## PROBLEM DESCRIPTION
Copy out all lines carrying the word "Lodskovvej".

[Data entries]
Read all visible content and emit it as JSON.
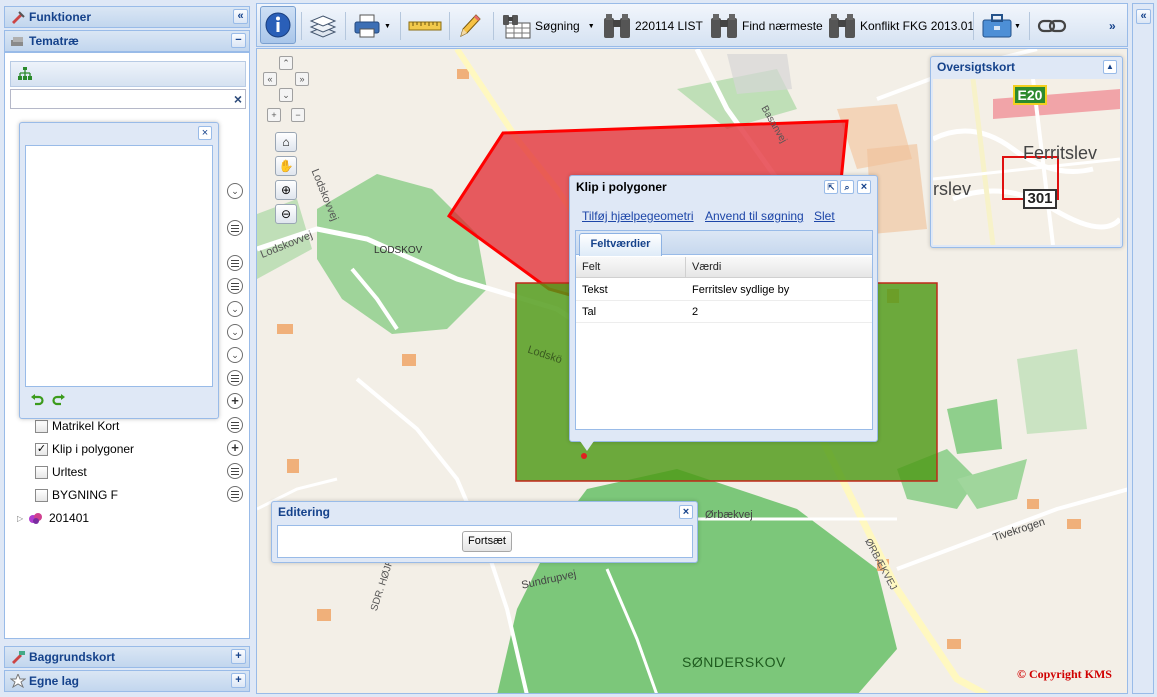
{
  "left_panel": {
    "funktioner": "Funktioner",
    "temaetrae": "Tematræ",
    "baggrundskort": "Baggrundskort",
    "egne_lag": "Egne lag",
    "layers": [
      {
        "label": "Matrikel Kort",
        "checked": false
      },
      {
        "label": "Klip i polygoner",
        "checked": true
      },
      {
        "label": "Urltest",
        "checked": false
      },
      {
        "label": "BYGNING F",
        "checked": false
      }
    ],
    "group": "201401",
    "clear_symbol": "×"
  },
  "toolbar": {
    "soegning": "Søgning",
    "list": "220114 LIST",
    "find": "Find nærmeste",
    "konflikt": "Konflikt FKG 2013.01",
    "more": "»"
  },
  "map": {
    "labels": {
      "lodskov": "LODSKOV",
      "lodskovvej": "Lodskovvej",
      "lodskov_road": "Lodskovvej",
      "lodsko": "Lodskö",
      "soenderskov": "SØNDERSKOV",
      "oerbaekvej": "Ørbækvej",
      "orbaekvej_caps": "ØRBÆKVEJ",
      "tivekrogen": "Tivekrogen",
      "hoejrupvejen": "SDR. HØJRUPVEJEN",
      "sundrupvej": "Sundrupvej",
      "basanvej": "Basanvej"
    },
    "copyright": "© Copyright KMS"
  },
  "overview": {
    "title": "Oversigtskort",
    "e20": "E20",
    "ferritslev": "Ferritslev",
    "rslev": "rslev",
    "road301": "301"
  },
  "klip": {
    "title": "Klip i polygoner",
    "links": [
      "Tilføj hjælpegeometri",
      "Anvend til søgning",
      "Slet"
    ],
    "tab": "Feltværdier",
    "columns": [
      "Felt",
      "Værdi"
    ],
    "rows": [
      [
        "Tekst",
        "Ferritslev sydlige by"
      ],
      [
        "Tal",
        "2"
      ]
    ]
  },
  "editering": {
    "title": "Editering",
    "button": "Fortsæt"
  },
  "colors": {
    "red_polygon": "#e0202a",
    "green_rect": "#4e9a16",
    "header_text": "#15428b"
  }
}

## RESULT OF THIS EXERCISE
      "lodskovvej": "Lodskovvej",
      "lodskov_road": "Lodskovvej",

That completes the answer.